Stored items from a collection:

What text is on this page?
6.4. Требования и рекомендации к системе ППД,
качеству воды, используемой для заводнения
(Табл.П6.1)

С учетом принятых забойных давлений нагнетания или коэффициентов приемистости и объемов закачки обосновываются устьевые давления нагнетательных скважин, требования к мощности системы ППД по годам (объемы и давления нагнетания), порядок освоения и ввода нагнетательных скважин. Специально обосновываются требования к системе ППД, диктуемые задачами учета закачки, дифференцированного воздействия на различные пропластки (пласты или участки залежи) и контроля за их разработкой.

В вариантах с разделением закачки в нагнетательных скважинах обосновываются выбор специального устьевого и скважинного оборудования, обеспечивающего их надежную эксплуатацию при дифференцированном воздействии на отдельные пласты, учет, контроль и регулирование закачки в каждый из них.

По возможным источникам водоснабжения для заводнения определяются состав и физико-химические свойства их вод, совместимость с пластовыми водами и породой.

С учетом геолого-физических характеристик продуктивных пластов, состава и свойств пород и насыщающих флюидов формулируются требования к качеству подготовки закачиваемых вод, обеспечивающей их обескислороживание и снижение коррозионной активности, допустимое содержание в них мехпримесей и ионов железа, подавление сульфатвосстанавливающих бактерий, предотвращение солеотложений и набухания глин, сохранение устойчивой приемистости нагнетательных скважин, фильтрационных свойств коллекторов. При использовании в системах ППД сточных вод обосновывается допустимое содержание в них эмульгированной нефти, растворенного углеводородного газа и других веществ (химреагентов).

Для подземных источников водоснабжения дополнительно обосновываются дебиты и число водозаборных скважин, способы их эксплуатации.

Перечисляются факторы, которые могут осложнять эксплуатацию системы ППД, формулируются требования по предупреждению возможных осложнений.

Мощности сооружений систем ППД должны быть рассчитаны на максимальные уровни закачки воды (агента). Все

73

• **Problem details**:
Find each line holding "воды". Copy it out.

• **Exercise solution**:
качеству воды, используемой для заводнения
Мощности сооружений систем ППД должны быть рассчитаны на максимальные уровни закачки воды (агента). Все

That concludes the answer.